■ Exercise aim
Reproduce every entry exactly and leave its pictures out.

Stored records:
++++++++

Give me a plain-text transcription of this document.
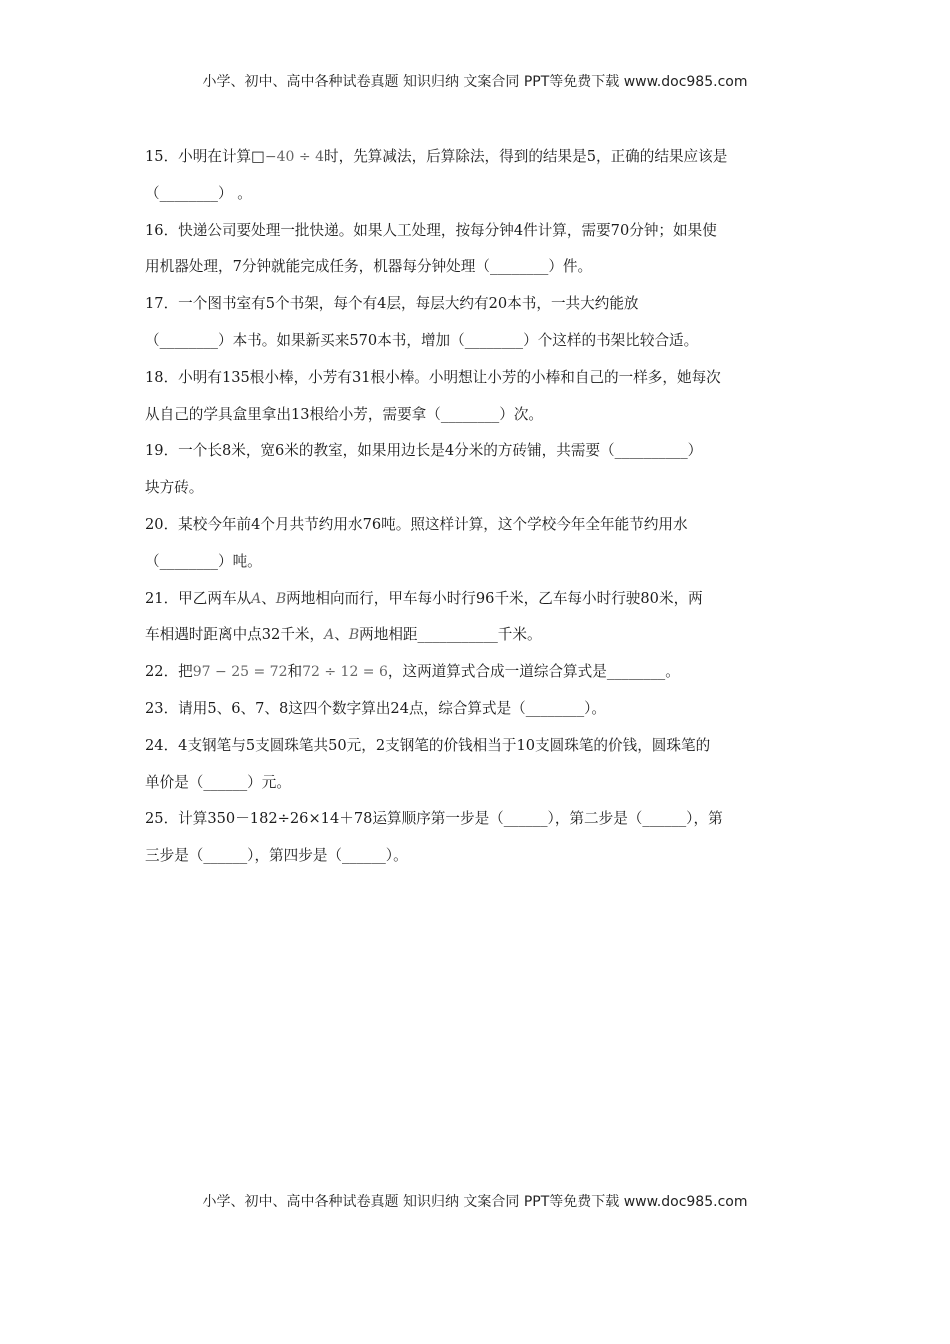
小学、初中、高中各种试卷真题 知识归纳 文案合同 PPT等免费下载 www.doc985.com
15．小明在计算□−40 ÷ 4时，先算减法，后算除法，得到的结果是5，正确的结果应该是
（________） 。
16．快递公司要处理一批快递。如果人工处理，按每分钟4件计算，需要70分钟；如果使
用机器处理，7分钟就能完成任务，机器每分钟处理（________）件。
17．一个图书室有5个书架，每个有4层，每层大约有20本书，一共大约能放
（________）本书。如果新买来570本书，增加（________）个这样的书架比较合适。
18．小明有135根小棒，小芳有31根小棒。小明想让小芳的小棒和自己的一样多，她每次
从自己的学具盒里拿出13根给小芳，需要拿（________）次。
19．一个长8米，宽6米的教室，如果用边长是4分米的方砖铺，共需要（__________）
块方砖。
20．某校今年前4个月共节约用水76吨。照这样计算，这个学校今年全年能节约用水
（________）吨。
21．甲乙两车从A、B两地相向而行，甲车每小时行96千米，乙车每小时行驶80米，两
车相遇时距离中点32千米，A、B两地相距___________千米。
22．把97 − 25 = 72和72 ÷ 12 = 6，这两道算式合成一道综合算式是________。
23．请用5、6、7、8这四个数字算出24点，综合算式是（________）。
24．4支钢笔与5支圆珠笔共50元，2支钢笔的价钱相当于10支圆珠笔的价钱，圆珠笔的
单价是（______）元。
25．计算350－182÷26×14＋78运算顺序第一步是（______），第二步是（______），第
三步是（______），第四步是（______）。
小学、初中、高中各种试卷真题 知识归纳 文案合同 PPT等免费下载 www.doc985.com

++++++++

■ Response to this task
Give me a plain-text transcription of this document.
小学、初中、高中各种试卷真题 知识归纳 文案合同 PPT等免费下载 www.doc985.com
15．小明在计算□−40 ÷ 4时，先算减法，后算除法，得到的结果是5，正确的结果应该是
（________） 。
16．快递公司要处理一批快递。如果人工处理，按每分钟4件计算，需要70分钟；如果使
用机器处理，7分钟就能完成任务，机器每分钟处理（________）件。
17．一个图书室有5个书架，每个有4层，每层大约有20本书，一共大约能放
（________）本书。如果新买来570本书，增加（________）个这样的书架比较合适。
18．小明有135根小棒，小芳有31根小棒。小明想让小芳的小棒和自己的一样多，她每次
从自己的学具盒里拿出13根给小芳，需要拿（________）次。
19．一个长8米，宽6米的教室，如果用边长是4分米的方砖铺，共需要（__________）
块方砖。
20．某校今年前4个月共节约用水76吨。照这样计算，这个学校今年全年能节约用水
（________）吨。
21．甲乙两车从A、B两地相向而行，甲车每小时行96千米，乙车每小时行驶80米，两
车相遇时距离中点32千米，A、B两地相距___________千米。
22．把97 − 25 = 72和72 ÷ 12 = 6，这两道算式合成一道综合算式是________。
23．请用5、6、7、8这四个数字算出24点，综合算式是（________）。
24．4支钢笔与5支圆珠笔共50元，2支钢笔的价钱相当于10支圆珠笔的价钱，圆珠笔的
单价是（______）元。
25．计算350－182÷26×14＋78运算顺序第一步是（______），第二步是（______），第
三步是（______），第四步是（______）。
小学、初中、高中各种试卷真题 知识归纳 文案合同 PPT等免费下载 www.doc985.com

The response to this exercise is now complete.